Data rows
◆ ◆ ◆ ◆ ◆ ◆ ◆

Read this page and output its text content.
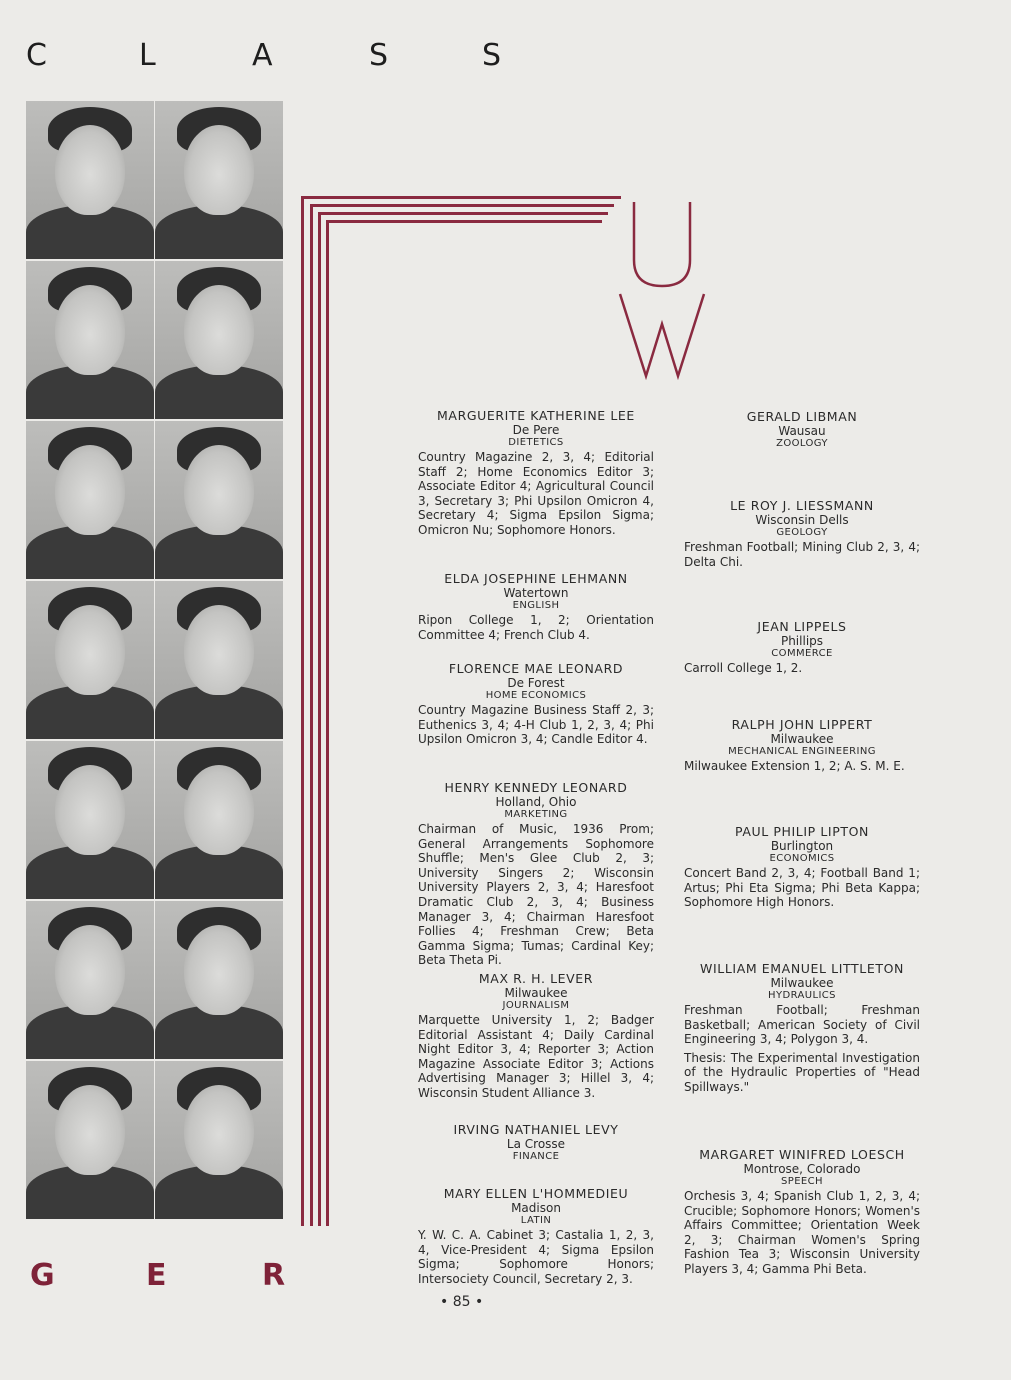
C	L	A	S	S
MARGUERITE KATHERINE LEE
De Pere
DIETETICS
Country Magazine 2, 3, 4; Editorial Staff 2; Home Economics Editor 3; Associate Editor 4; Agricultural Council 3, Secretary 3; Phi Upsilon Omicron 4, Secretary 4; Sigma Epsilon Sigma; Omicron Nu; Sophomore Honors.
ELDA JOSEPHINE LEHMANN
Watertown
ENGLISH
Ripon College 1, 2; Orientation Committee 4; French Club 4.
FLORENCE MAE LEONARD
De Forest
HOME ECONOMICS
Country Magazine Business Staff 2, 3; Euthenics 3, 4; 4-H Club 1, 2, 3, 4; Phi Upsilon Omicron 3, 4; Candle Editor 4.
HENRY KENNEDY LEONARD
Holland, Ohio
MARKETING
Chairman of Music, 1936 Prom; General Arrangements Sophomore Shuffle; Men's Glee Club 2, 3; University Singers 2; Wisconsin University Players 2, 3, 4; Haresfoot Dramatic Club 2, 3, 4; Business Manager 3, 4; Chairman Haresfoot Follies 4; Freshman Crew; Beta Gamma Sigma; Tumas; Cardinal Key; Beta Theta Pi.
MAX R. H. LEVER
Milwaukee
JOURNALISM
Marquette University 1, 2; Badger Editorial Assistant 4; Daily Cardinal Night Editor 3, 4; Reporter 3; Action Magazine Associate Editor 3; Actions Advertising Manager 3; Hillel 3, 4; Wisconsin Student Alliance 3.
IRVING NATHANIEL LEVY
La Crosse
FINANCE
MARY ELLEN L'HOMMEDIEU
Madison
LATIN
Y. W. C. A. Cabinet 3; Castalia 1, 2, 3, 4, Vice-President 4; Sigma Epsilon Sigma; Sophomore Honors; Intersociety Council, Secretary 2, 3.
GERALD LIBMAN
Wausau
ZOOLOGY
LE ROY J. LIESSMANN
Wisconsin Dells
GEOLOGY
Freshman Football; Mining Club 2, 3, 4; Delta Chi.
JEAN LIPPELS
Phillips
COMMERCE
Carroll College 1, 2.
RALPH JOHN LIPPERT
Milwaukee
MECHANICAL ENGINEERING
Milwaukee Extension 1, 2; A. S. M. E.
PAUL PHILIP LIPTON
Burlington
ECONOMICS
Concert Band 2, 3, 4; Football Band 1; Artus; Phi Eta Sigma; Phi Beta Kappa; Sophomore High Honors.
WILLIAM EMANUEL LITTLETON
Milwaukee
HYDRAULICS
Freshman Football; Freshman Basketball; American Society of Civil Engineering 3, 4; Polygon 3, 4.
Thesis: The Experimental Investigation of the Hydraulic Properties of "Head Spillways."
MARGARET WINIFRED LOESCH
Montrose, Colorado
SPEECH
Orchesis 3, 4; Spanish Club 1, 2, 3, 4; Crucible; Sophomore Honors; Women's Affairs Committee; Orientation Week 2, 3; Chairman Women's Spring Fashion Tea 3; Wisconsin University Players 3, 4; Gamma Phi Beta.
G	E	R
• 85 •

◆ ◆ ◆ ◆ ◆ ◆ ◆

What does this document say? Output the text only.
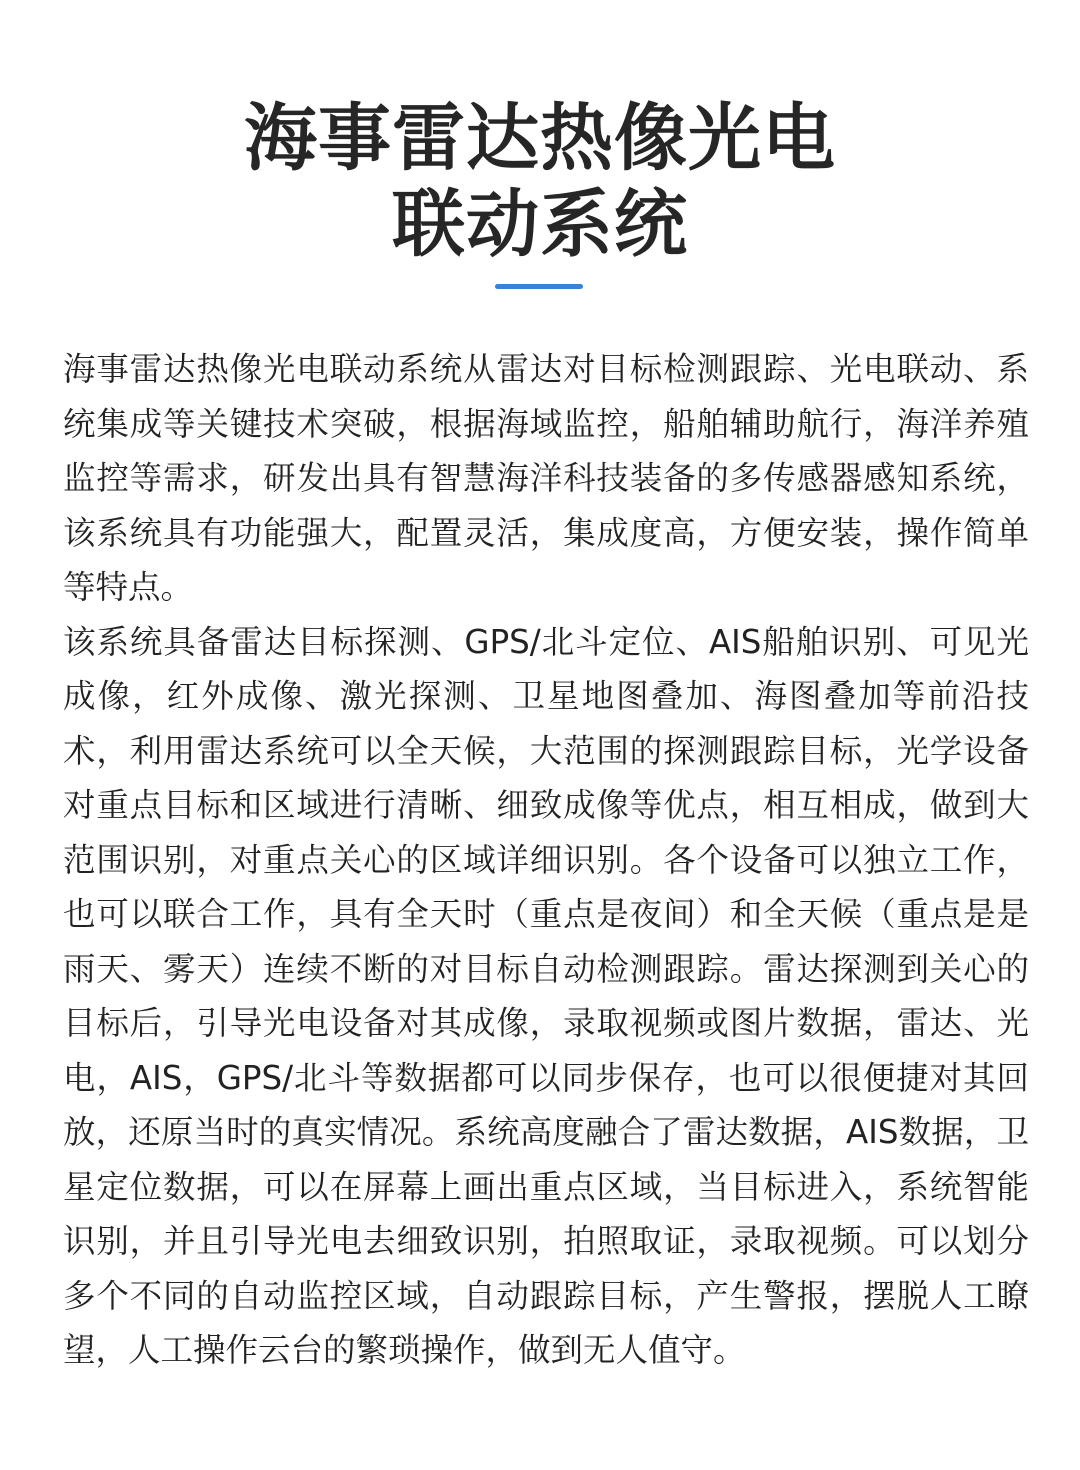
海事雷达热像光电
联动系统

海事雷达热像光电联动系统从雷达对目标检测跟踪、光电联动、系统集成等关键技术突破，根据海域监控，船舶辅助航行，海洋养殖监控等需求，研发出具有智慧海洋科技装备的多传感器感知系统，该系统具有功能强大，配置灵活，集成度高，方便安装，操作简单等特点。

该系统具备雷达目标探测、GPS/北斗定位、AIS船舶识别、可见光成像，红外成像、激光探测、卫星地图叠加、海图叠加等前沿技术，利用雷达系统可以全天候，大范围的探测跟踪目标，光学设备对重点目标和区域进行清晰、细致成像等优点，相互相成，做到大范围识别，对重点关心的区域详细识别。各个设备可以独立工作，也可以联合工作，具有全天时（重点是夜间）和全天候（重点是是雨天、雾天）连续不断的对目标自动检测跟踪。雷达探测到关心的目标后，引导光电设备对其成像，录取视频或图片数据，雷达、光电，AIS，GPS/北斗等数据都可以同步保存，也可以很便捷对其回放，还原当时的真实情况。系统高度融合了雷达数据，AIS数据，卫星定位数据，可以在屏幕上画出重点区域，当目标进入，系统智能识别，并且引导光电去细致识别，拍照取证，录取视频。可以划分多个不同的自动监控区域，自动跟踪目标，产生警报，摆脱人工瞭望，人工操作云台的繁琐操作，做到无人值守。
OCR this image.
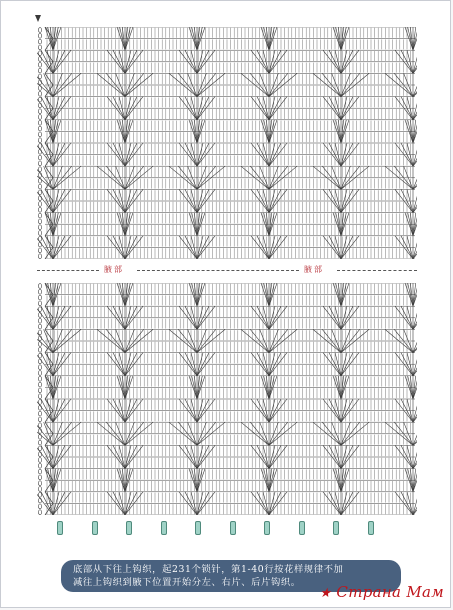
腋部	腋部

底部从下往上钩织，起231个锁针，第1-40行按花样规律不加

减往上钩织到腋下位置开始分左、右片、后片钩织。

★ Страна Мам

◆ ◆ ◆ ◆ ◆ ◆ ◆

Stated goal
Find the string "Wisconsin" in the entries above and return each line that holds it.

Task answer
Chairman of Music, 1936 Prom; General Arrangements Sophomore Shuffle; Men's Glee Club 2, 3; University Singers 2; Wisconsin University Players 2, 3, 4; Haresfoot Dramatic Club 2, 3, 4; Business Manager 3, 4; Chairman Haresfoot Follies 4; Freshman Crew; Beta Gamma Sigma; Tumas; Cardinal Key; Beta Theta Pi.
Marquette University 1, 2; Badger Editorial Assistant 4; Daily Cardinal Night Editor 3, 4; Reporter 3; Action Magazine Associate Editor 3; Actions Advertising Manager 3; Hillel 3, 4; Wisconsin Student Alliance 3.
Wisconsin Dells
Orchesis 3, 4; Spanish Club 1, 2, 3, 4; Crucible; Sophomore Honors; Women's Affairs Committee; Orientation Week 2, 3; Chairman Women's Spring Fashion Tea 3; Wisconsin University Players 3, 4; Gamma Phi Beta.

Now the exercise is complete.